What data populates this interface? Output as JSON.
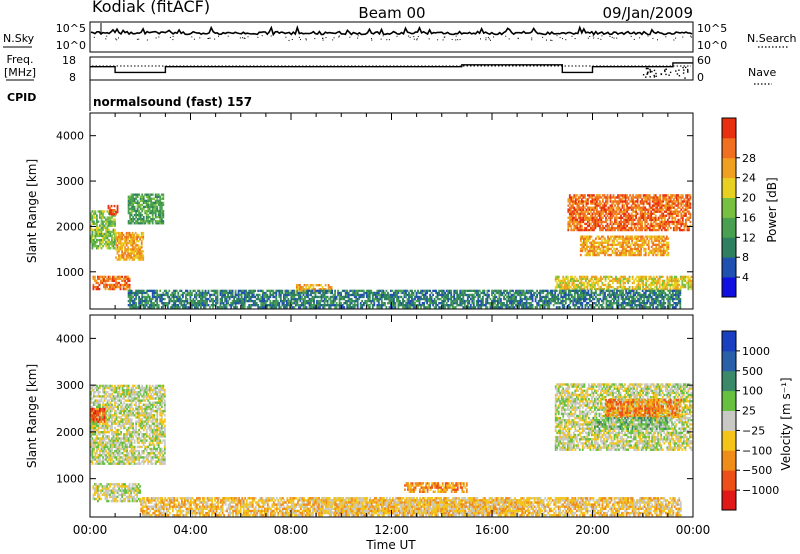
{
  "header": {
    "station": "Kodiak (fitACF)",
    "beam": "Beam 00",
    "date": "09/Jan/2009"
  },
  "colors": {
    "power": [
      "#1010e0",
      "#2050b0",
      "#2f8060",
      "#48a050",
      "#78c040",
      "#e8d020",
      "#f0a020",
      "#f07020",
      "#e83010"
    ],
    "velocity": [
      "#1a3fc0",
      "#2a60a8",
      "#3a8a6a",
      "#68c040",
      "#c8c8c4",
      "#f4c418",
      "#f08c18",
      "#ec5018",
      "#e01818"
    ]
  },
  "chart_data": [
    {
      "id": "nsky-nsearch",
      "type": "line",
      "left_label": "N.Sky",
      "right_label": "N.Search",
      "left_ticks": [
        "10^5",
        "10^0"
      ],
      "right_ticks": [
        "10^5",
        "10^0"
      ]
    },
    {
      "id": "freq-nave",
      "type": "line",
      "left_label_line1": "Freq.",
      "left_label_line2": "[MHz]",
      "right_label": "Nave",
      "left_ticks": [
        "18",
        "8"
      ],
      "right_ticks": [
        "60",
        "0"
      ],
      "freq_mhz_steps": [
        {
          "t0": 0.0,
          "t1": 1.0,
          "v": 15
        },
        {
          "t0": 1.0,
          "t1": 3.0,
          "v": 12
        },
        {
          "t0": 3.0,
          "t1": 14.8,
          "v": 15
        },
        {
          "t0": 14.8,
          "t1": 18.8,
          "v": 16
        },
        {
          "t0": 18.8,
          "t1": 20.0,
          "v": 12
        },
        {
          "t0": 20.0,
          "t1": 23.2,
          "v": 15
        },
        {
          "t0": 23.2,
          "t1": 24.0,
          "v": 17
        }
      ]
    },
    {
      "id": "cpid",
      "type": "table",
      "label": "CPID",
      "text": "normalsound (fast) 157"
    },
    {
      "id": "power",
      "type": "heatmap",
      "ylabel": "Slant Range [km]",
      "ylim": [
        180,
        4500
      ],
      "yticks": [
        1000,
        2000,
        3000,
        4000
      ],
      "xlim": [
        0,
        24
      ],
      "colorbar_label": "Power [dB]",
      "colorbar_ticks": [
        "4",
        "8",
        "12",
        "16",
        "20",
        "24",
        "28"
      ],
      "regions": [
        {
          "t0": 0.0,
          "t1": 1.0,
          "r0": 1500,
          "r1": 2350,
          "c": 4
        },
        {
          "t0": 1.0,
          "t1": 2.1,
          "r0": 1250,
          "r1": 1850,
          "c": 6
        },
        {
          "t0": 1.5,
          "t1": 2.9,
          "r0": 2050,
          "r1": 2700,
          "c": 3
        },
        {
          "t0": 0.1,
          "t1": 1.6,
          "r0": 600,
          "r1": 900,
          "c": 7
        },
        {
          "t0": 0.7,
          "t1": 1.1,
          "r0": 2250,
          "r1": 2450,
          "c": 8
        },
        {
          "t0": 8.2,
          "t1": 9.6,
          "r0": 550,
          "r1": 700,
          "c": 6
        },
        {
          "t0": 19.0,
          "t1": 23.9,
          "r0": 1900,
          "r1": 2700,
          "c": 7
        },
        {
          "t0": 19.5,
          "t1": 23.0,
          "r0": 1350,
          "r1": 1800,
          "c": 6
        },
        {
          "t0": 18.5,
          "t1": 23.9,
          "r0": 600,
          "r1": 900,
          "c": 5
        },
        {
          "t0": 1.5,
          "t1": 23.5,
          "r0": 200,
          "r1": 600,
          "c": 2
        }
      ]
    },
    {
      "id": "velocity",
      "type": "heatmap",
      "ylabel": "Slant Range [km]",
      "ylim": [
        180,
        4500
      ],
      "yticks": [
        1000,
        2000,
        3000,
        4000
      ],
      "xlim": [
        0,
        24
      ],
      "xlabel": "Time UT",
      "xticks": [
        "00:00",
        "04:00",
        "08:00",
        "12:00",
        "16:00",
        "20:00",
        "00:00"
      ],
      "colorbar_label": "Velocity [m s⁻¹]",
      "colorbar_ticks": [
        "1000",
        "500",
        "100",
        "25",
        "−25",
        "−100",
        "−500",
        "−1000"
      ],
      "regions": [
        {
          "t0": 0.0,
          "t1": 3.0,
          "r0": 1300,
          "r1": 3000,
          "c": 4
        },
        {
          "t0": 0.0,
          "t1": 0.6,
          "r0": 2200,
          "r1": 2500,
          "c": 7
        },
        {
          "t0": 0.1,
          "t1": 2.0,
          "r0": 500,
          "r1": 900,
          "c": 4
        },
        {
          "t0": 18.5,
          "t1": 23.9,
          "r0": 1600,
          "r1": 3000,
          "c": 4
        },
        {
          "t0": 20.5,
          "t1": 23.5,
          "r0": 2300,
          "r1": 2700,
          "c": 6
        },
        {
          "t0": 20.0,
          "t1": 23.0,
          "r0": 2050,
          "r1": 2300,
          "c": 3
        },
        {
          "t0": 9.0,
          "t1": 17.5,
          "r0": 250,
          "r1": 550,
          "c": 5
        },
        {
          "t0": 12.5,
          "t1": 15.0,
          "r0": 700,
          "r1": 900,
          "c": 6
        },
        {
          "t0": 2.0,
          "t1": 23.5,
          "r0": 200,
          "r1": 600,
          "c": 5
        }
      ]
    }
  ]
}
════════════════════
» GOAL: Transcribe the complete set of entries verbatim. No pictures belong in the copy.

» ANSWER FOR THIS EXERCISE:
What data populates this interface? Output as JSON.
{
  "header": {
    "station": "Kodiak (fitACF)",
    "beam": "Beam 00",
    "date": "09/Jan/2009"
  },
  "colors": {
    "power": [
      "#1010e0",
      "#2050b0",
      "#2f8060",
      "#48a050",
      "#78c040",
      "#e8d020",
      "#f0a020",
      "#f07020",
      "#e83010"
    ],
    "velocity": [
      "#1a3fc0",
      "#2a60a8",
      "#3a8a6a",
      "#68c040",
      "#c8c8c4",
      "#f4c418",
      "#f08c18",
      "#ec5018",
      "#e01818"
    ]
  },
  "chart_data": [
    {
      "id": "nsky-nsearch",
      "type": "line",
      "left_label": "N.Sky",
      "right_label": "N.Search",
      "left_ticks": [
        "10^5",
        "10^0"
      ],
      "right_ticks": [
        "10^5",
        "10^0"
      ]
    },
    {
      "id": "freq-nave",
      "type": "line",
      "left_label_line1": "Freq.",
      "left_label_line2": "[MHz]",
      "right_label": "Nave",
      "left_ticks": [
        "18",
        "8"
      ],
      "right_ticks": [
        "60",
        "0"
      ],
      "freq_mhz_steps": [
        {
          "t0": 0.0,
          "t1": 1.0,
          "v": 15
        },
        {
          "t0": 1.0,
          "t1": 3.0,
          "v": 12
        },
        {
          "t0": 3.0,
          "t1": 14.8,
          "v": 15
        },
        {
          "t0": 14.8,
          "t1": 18.8,
          "v": 16
        },
        {
          "t0": 18.8,
          "t1": 20.0,
          "v": 12
        },
        {
          "t0": 20.0,
          "t1": 23.2,
          "v": 15
        },
        {
          "t0": 23.2,
          "t1": 24.0,
          "v": 17
        }
      ]
    },
    {
      "id": "cpid",
      "type": "table",
      "label": "CPID",
      "text": "normalsound (fast) 157"
    },
    {
      "id": "power",
      "type": "heatmap",
      "ylabel": "Slant Range [km]",
      "ylim": [
        180,
        4500
      ],
      "yticks": [
        1000,
        2000,
        3000,
        4000
      ],
      "xlim": [
        0,
        24
      ],
      "colorbar_label": "Power [dB]",
      "colorbar_ticks": [
        "4",
        "8",
        "12",
        "16",
        "20",
        "24",
        "28"
      ],
      "regions": [
        {
          "t0": 0.0,
          "t1": 1.0,
          "r0": 1500,
          "r1": 2350,
          "c": 4
        },
        {
          "t0": 1.0,
          "t1": 2.1,
          "r0": 1250,
          "r1": 1850,
          "c": 6
        },
        {
          "t0": 1.5,
          "t1": 2.9,
          "r0": 2050,
          "r1": 2700,
          "c": 3
        },
        {
          "t0": 0.1,
          "t1": 1.6,
          "r0": 600,
          "r1": 900,
          "c": 7
        },
        {
          "t0": 0.7,
          "t1": 1.1,
          "r0": 2250,
          "r1": 2450,
          "c": 8
        },
        {
          "t0": 8.2,
          "t1": 9.6,
          "r0": 550,
          "r1": 700,
          "c": 6
        },
        {
          "t0": 19.0,
          "t1": 23.9,
          "r0": 1900,
          "r1": 2700,
          "c": 7
        },
        {
          "t0": 19.5,
          "t1": 23.0,
          "r0": 1350,
          "r1": 1800,
          "c": 6
        },
        {
          "t0": 18.5,
          "t1": 23.9,
          "r0": 600,
          "r1": 900,
          "c": 5
        },
        {
          "t0": 1.5,
          "t1": 23.5,
          "r0": 200,
          "r1": 600,
          "c": 2
        }
      ]
    },
    {
      "id": "velocity",
      "type": "heatmap",
      "ylabel": "Slant Range [km]",
      "ylim": [
        180,
        4500
      ],
      "yticks": [
        1000,
        2000,
        3000,
        4000
      ],
      "xlim": [
        0,
        24
      ],
      "xlabel": "Time UT",
      "xticks": [
        "00:00",
        "04:00",
        "08:00",
        "12:00",
        "16:00",
        "20:00",
        "00:00"
      ],
      "colorbar_label": "Velocity [m s⁻¹]",
      "colorbar_ticks": [
        "1000",
        "500",
        "100",
        "25",
        "−25",
        "−100",
        "−500",
        "−1000"
      ],
      "regions": [
        {
          "t0": 0.0,
          "t1": 3.0,
          "r0": 1300,
          "r1": 3000,
          "c": 4
        },
        {
          "t0": 0.0,
          "t1": 0.6,
          "r0": 2200,
          "r1": 2500,
          "c": 7
        },
        {
          "t0": 0.1,
          "t1": 2.0,
          "r0": 500,
          "r1": 900,
          "c": 4
        },
        {
          "t0": 18.5,
          "t1": 23.9,
          "r0": 1600,
          "r1": 3000,
          "c": 4
        },
        {
          "t0": 20.5,
          "t1": 23.5,
          "r0": 2300,
          "r1": 2700,
          "c": 6
        },
        {
          "t0": 20.0,
          "t1": 23.0,
          "r0": 2050,
          "r1": 2300,
          "c": 3
        },
        {
          "t0": 9.0,
          "t1": 17.5,
          "r0": 250,
          "r1": 550,
          "c": 5
        },
        {
          "t0": 12.5,
          "t1": 15.0,
          "r0": 700,
          "r1": 900,
          "c": 6
        },
        {
          "t0": 2.0,
          "t1": 23.5,
          "r0": 200,
          "r1": 600,
          "c": 5
        }
      ]
    }
  ]
}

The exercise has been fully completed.